» **WORK REQUIRED**
Using the records below, give the number of lines where the word "type" appears, with no further output.

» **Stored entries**
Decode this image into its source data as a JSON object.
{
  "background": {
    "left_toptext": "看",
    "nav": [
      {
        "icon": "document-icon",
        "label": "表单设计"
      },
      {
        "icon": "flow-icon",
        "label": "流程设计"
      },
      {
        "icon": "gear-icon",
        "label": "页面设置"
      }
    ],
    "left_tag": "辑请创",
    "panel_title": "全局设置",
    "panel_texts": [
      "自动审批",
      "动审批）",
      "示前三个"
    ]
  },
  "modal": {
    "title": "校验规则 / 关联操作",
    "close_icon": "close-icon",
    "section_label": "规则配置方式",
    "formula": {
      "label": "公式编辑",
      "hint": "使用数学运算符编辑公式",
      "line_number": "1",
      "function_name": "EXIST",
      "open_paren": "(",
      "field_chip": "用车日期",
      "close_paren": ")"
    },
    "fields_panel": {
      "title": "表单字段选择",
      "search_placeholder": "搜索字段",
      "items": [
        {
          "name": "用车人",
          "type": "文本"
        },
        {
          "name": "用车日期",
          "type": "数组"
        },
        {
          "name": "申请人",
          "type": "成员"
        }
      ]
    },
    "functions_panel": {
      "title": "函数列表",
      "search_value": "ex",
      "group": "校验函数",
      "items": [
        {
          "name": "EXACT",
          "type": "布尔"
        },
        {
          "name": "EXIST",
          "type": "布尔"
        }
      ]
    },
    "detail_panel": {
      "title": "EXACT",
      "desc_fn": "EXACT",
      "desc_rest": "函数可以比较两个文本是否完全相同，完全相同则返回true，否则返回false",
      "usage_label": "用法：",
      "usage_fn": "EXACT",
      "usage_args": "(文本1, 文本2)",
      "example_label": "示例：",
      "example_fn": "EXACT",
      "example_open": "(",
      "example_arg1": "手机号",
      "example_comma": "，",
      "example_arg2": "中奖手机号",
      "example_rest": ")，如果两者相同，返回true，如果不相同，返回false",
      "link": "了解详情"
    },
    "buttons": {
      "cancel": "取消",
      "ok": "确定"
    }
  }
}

» **SOLUTION TO THIS TASK**
5